ACTIVITY — How many lines in the entries below contain the word "anderen"? Answer with the number and nothing else.

DATASET —
☆ ☆ ☆ ☆ ☆ ☆ ☆
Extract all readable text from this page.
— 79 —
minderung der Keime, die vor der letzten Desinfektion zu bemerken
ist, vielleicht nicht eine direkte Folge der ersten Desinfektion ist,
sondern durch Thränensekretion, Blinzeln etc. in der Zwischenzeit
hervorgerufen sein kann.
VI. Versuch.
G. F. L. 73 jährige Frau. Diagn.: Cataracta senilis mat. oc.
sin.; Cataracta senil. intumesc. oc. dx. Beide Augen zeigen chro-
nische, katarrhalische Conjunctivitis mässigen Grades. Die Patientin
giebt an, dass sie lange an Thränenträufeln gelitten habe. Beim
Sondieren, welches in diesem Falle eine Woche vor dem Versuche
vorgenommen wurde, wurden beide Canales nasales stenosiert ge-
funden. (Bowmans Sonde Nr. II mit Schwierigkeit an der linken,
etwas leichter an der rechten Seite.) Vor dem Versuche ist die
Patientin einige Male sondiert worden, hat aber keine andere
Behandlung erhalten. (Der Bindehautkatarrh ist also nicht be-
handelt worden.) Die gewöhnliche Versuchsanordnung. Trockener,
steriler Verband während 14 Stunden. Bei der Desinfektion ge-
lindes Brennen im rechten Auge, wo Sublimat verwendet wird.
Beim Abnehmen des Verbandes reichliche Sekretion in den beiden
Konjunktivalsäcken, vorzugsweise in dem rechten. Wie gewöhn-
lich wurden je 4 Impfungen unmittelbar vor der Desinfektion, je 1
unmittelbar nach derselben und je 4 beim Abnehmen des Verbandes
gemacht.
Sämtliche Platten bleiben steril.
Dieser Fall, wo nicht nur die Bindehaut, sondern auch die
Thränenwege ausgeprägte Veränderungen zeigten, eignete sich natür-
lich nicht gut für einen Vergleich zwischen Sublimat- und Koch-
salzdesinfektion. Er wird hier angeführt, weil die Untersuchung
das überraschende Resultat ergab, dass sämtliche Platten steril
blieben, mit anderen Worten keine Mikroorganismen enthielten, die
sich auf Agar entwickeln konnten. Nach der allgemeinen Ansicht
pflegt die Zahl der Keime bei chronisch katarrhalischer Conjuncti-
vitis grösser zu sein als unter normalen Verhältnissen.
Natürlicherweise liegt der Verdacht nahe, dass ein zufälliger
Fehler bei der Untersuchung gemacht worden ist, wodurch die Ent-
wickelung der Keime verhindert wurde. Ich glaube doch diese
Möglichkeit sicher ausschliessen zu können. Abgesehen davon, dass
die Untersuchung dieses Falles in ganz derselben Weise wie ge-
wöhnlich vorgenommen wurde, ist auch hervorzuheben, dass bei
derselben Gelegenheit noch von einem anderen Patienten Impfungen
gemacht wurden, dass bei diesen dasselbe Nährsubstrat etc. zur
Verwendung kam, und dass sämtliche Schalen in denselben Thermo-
☆ ☆ ☆ ☆ ☆ ☆ ☆
SOLUTION FOR THIS TASK — 2